_Exercise objective:_
Reproduce each line that includes the word "قاطعا".

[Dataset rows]
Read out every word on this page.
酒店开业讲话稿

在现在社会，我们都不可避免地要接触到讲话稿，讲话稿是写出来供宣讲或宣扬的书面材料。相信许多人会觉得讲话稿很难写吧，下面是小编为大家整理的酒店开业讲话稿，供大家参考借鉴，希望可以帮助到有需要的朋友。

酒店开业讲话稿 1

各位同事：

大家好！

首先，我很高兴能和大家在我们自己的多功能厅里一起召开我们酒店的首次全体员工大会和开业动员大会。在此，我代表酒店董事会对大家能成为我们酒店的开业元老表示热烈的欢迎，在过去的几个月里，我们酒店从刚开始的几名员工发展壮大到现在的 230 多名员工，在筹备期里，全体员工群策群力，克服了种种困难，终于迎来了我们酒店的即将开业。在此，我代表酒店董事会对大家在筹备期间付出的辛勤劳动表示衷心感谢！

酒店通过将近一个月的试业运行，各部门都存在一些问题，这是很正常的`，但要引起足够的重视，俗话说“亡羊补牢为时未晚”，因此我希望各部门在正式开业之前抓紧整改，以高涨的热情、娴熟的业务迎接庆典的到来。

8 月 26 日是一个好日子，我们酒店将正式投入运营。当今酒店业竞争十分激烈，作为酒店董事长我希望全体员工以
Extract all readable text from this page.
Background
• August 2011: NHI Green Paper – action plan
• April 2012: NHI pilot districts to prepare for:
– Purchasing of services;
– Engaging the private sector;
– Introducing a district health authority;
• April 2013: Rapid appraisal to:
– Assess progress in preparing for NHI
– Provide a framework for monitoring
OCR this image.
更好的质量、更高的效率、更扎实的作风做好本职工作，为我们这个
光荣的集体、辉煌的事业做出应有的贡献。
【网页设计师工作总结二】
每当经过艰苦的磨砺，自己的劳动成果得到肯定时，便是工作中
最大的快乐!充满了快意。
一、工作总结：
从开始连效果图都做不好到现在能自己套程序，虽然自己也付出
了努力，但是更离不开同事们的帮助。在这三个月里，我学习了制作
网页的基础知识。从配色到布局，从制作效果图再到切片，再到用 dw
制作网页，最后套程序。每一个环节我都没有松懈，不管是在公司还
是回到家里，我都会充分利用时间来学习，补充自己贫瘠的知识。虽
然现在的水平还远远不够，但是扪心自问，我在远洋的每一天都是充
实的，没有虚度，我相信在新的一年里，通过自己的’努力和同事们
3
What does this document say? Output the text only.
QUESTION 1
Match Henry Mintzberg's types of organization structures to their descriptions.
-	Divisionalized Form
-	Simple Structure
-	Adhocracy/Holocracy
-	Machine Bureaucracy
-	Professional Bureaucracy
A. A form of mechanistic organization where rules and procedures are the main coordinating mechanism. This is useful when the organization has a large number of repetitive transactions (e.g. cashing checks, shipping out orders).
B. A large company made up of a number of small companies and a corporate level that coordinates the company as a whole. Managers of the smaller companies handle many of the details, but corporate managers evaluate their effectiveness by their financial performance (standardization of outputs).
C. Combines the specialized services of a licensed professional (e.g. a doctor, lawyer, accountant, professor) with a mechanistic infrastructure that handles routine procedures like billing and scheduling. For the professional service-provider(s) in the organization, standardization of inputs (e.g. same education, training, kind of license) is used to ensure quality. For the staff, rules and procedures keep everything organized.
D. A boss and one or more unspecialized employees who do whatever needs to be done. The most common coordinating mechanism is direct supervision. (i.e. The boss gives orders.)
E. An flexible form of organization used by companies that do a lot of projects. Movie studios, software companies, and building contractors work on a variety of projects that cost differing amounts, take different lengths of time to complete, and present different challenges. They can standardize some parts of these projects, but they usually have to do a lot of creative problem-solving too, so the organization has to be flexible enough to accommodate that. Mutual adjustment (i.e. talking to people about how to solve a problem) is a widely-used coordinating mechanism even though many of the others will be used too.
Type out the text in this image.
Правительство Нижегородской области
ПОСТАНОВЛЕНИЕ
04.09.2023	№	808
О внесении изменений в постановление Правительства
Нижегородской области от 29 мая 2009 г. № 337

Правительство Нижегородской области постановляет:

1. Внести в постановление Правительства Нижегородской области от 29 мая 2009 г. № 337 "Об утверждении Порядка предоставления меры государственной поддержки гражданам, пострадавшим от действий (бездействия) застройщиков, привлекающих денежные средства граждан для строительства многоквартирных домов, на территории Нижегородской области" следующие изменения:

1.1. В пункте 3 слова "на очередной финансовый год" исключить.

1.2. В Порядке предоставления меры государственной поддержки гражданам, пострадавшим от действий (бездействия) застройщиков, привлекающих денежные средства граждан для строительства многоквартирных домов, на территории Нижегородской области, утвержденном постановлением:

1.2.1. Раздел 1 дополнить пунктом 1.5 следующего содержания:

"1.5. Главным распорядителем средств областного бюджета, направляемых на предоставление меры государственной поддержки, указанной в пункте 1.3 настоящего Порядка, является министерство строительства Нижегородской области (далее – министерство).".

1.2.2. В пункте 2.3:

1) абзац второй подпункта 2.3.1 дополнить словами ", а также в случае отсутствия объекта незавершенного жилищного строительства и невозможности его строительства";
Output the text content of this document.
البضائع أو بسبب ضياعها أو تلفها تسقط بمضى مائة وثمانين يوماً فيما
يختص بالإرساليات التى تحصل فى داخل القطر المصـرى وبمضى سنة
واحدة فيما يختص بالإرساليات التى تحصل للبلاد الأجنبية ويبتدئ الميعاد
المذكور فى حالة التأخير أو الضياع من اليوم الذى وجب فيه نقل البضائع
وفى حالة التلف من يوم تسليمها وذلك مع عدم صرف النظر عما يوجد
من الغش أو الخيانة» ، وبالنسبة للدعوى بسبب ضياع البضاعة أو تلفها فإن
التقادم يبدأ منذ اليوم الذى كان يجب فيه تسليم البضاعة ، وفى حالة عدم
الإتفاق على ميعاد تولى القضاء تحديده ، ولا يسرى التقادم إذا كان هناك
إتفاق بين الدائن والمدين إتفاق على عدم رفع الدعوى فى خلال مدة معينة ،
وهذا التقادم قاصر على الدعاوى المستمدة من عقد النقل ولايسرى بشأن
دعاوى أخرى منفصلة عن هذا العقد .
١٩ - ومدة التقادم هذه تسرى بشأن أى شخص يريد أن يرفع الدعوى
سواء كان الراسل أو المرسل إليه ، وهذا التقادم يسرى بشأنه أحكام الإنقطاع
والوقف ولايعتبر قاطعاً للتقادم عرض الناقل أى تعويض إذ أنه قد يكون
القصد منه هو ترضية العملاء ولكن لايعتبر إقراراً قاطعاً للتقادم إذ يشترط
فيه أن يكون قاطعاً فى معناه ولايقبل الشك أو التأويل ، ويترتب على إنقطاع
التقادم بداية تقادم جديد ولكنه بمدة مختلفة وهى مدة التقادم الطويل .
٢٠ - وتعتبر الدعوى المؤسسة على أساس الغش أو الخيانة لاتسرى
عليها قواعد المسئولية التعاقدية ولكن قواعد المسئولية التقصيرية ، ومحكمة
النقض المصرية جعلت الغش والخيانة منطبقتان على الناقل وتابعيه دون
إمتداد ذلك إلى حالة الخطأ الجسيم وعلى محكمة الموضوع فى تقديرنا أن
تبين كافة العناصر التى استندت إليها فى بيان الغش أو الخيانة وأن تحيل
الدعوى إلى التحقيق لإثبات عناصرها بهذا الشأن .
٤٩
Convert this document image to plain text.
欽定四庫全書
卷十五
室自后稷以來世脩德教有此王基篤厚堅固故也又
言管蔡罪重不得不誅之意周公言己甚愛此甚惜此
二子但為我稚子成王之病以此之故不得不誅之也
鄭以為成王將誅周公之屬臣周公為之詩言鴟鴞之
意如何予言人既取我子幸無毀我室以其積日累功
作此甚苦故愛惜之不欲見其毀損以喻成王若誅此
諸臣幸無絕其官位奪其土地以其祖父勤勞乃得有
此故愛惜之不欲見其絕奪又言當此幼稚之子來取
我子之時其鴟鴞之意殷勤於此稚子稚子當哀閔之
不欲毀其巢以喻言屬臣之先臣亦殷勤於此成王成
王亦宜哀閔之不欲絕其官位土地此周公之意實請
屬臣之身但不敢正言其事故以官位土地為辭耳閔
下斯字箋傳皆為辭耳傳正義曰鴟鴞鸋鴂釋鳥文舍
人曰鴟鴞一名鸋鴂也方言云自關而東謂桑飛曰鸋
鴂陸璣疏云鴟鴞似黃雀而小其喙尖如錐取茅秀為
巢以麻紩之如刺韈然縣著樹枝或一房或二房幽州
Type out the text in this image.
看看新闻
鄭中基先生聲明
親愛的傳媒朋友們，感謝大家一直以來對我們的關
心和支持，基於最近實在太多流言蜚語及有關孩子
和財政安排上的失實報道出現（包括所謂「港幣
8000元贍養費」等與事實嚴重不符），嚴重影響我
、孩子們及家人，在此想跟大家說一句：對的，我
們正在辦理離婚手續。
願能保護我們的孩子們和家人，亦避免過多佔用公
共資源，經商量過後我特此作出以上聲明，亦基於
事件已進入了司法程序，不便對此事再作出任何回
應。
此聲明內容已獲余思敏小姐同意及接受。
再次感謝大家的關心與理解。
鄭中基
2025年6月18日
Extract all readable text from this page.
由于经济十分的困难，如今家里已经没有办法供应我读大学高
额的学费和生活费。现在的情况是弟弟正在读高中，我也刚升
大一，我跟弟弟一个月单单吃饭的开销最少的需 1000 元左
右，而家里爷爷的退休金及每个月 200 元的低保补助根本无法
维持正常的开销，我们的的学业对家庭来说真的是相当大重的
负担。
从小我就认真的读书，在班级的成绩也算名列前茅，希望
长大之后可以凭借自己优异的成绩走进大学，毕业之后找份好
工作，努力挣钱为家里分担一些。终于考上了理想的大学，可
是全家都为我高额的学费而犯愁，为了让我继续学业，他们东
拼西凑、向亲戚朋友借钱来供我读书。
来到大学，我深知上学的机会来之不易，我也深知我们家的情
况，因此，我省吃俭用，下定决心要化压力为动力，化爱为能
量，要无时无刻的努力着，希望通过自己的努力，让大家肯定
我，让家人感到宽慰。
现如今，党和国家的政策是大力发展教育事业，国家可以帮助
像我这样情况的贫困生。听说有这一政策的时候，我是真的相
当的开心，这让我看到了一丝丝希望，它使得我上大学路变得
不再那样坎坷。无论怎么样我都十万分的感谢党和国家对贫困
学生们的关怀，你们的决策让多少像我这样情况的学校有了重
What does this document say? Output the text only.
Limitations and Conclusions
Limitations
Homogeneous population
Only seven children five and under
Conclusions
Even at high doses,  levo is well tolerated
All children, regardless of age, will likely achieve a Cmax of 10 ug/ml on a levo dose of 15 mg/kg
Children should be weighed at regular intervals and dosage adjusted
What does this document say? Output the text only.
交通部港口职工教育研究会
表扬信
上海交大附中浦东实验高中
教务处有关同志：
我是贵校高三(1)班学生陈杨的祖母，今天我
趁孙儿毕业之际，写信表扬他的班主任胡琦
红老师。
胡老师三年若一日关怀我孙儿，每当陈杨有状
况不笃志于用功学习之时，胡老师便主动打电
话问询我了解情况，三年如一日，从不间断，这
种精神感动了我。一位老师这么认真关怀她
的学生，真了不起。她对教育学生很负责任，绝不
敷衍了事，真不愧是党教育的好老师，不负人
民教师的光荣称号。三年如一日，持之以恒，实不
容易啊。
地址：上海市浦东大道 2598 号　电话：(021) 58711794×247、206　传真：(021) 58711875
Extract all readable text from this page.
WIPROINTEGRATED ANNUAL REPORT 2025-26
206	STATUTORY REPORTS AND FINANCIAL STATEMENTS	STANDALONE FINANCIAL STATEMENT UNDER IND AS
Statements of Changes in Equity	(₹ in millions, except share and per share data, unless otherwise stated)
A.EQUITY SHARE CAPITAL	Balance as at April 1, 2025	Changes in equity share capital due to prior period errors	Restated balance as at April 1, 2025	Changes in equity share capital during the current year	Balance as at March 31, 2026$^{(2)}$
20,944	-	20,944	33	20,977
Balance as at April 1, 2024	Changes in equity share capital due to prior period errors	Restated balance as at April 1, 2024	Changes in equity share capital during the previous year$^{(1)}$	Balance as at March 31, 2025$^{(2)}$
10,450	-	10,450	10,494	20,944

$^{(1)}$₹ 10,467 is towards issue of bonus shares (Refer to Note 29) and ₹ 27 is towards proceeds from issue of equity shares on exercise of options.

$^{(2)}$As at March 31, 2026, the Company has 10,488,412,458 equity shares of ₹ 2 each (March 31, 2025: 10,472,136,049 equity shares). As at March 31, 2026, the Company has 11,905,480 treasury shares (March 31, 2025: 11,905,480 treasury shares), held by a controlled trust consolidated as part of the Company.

_Solution to this problem:_
والوقف ولايعتبر قاطعاً للتقادم عرض الناقل أى تعويض إذ أنه قد يكون
القصد منه هو ترضية العملاء ولكن لايعتبر إقراراً قاطعاً للتقادم إذ يشترط
فيه أن يكون قاطعاً فى معناه ولايقبل الشك أو التأويل ، ويترتب على إنقطاع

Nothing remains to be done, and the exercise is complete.